Type out the data exactly as given. Skip any image.

··· Supplied material ···

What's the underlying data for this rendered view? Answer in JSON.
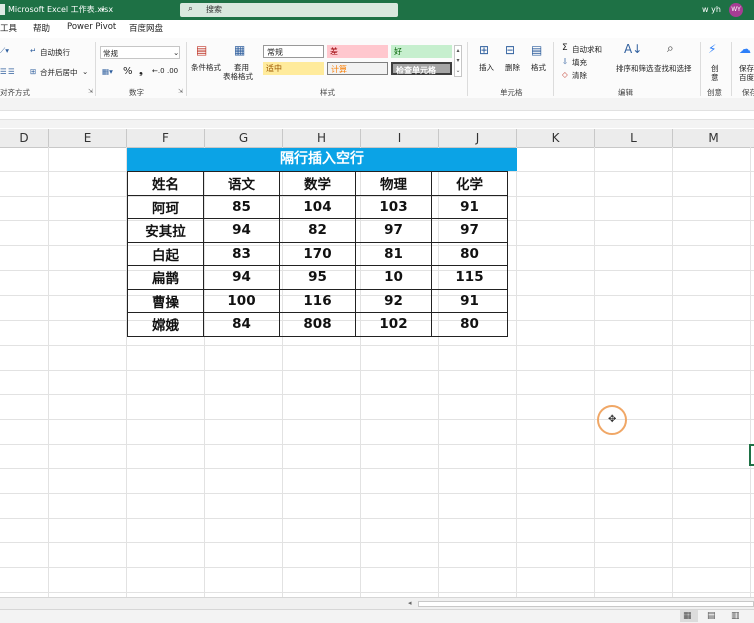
{
  "titlebar": {
    "title": "Microsoft Excel 工作表.xlsx",
    "search_label": "搜索",
    "user_name": "w yh",
    "avatar_initials": "WY"
  },
  "menu": {
    "items": [
      "工具",
      "帮助",
      "Power Pivot",
      "百度网盘"
    ]
  },
  "ribbon": {
    "wrap_text": "自动换行",
    "merge_center": "合并后居中",
    "align_group": "对齐方式",
    "number_format": "常规",
    "number_group": "数字",
    "conditional_format": "条件格式",
    "table_format_1": "套用",
    "table_format_2": "表格格式",
    "style_normal": "常规",
    "style_bad": "差",
    "style_good": "好",
    "style_neutral": "适中",
    "style_calc": "计算",
    "style_check": "检查单元格",
    "styles_group": "样式",
    "insert": "插入",
    "delete": "删除",
    "format": "格式",
    "cells_group": "单元格",
    "autosum": "自动求和",
    "fill": "填充",
    "clear": "清除",
    "sort_filter": "排序和筛选",
    "find_select": "查找和选择",
    "editing_group": "编辑",
    "create_1": "创",
    "create_2": "意",
    "create_group": "创意",
    "save_1": "保存",
    "save_2": "百度",
    "save_group": "保存"
  },
  "columns": [
    "D",
    "E",
    "F",
    "G",
    "H",
    "I",
    "J",
    "K",
    "L",
    "M"
  ],
  "table": {
    "title": "隔行插入空行",
    "headers": [
      "姓名",
      "语文",
      "数学",
      "物理",
      "化学"
    ],
    "rows": [
      [
        "阿珂",
        "85",
        "104",
        "103",
        "91"
      ],
      [
        "安其拉",
        "94",
        "82",
        "97",
        "97"
      ],
      [
        "白起",
        "83",
        "170",
        "81",
        "80"
      ],
      [
        "扁鹊",
        "94",
        "95",
        "10",
        "115"
      ],
      [
        "曹操",
        "100",
        "116",
        "92",
        "91"
      ],
      [
        "嫦娥",
        "84",
        "808",
        "102",
        "80"
      ]
    ]
  },
  "colors": {
    "excel_green": "#1e7145",
    "table_title_bg": "#0ba3e6",
    "cursor_ring": "#f0a766"
  }
}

···

#### Full solution
What's the underlying data for this rendered view? Answer in JSON.
{
  "titlebar": {
    "title": "Microsoft Excel 工作表.xlsx",
    "search_label": "搜索",
    "user_name": "w yh",
    "avatar_initials": "WY"
  },
  "menu": {
    "items": [
      "工具",
      "帮助",
      "Power Pivot",
      "百度网盘"
    ]
  },
  "ribbon": {
    "wrap_text": "自动换行",
    "merge_center": "合并后居中",
    "align_group": "对齐方式",
    "number_format": "常规",
    "number_group": "数字",
    "conditional_format": "条件格式",
    "table_format_1": "套用",
    "table_format_2": "表格格式",
    "style_normal": "常规",
    "style_bad": "差",
    "style_good": "好",
    "style_neutral": "适中",
    "style_calc": "计算",
    "style_check": "检查单元格",
    "styles_group": "样式",
    "insert": "插入",
    "delete": "删除",
    "format": "格式",
    "cells_group": "单元格",
    "autosum": "自动求和",
    "fill": "填充",
    "clear": "清除",
    "sort_filter": "排序和筛选",
    "find_select": "查找和选择",
    "editing_group": "编辑",
    "create_1": "创",
    "create_2": "意",
    "create_group": "创意",
    "save_1": "保存",
    "save_2": "百度",
    "save_group": "保存"
  },
  "columns": [
    "D",
    "E",
    "F",
    "G",
    "H",
    "I",
    "J",
    "K",
    "L",
    "M"
  ],
  "table": {
    "title": "隔行插入空行",
    "headers": [
      "姓名",
      "语文",
      "数学",
      "物理",
      "化学"
    ],
    "rows": [
      [
        "阿珂",
        "85",
        "104",
        "103",
        "91"
      ],
      [
        "安其拉",
        "94",
        "82",
        "97",
        "97"
      ],
      [
        "白起",
        "83",
        "170",
        "81",
        "80"
      ],
      [
        "扁鹊",
        "94",
        "95",
        "10",
        "115"
      ],
      [
        "曹操",
        "100",
        "116",
        "92",
        "91"
      ],
      [
        "嫦娥",
        "84",
        "808",
        "102",
        "80"
      ]
    ]
  },
  "colors": {
    "excel_green": "#1e7145",
    "table_title_bg": "#0ba3e6",
    "cursor_ring": "#f0a766"
  }
}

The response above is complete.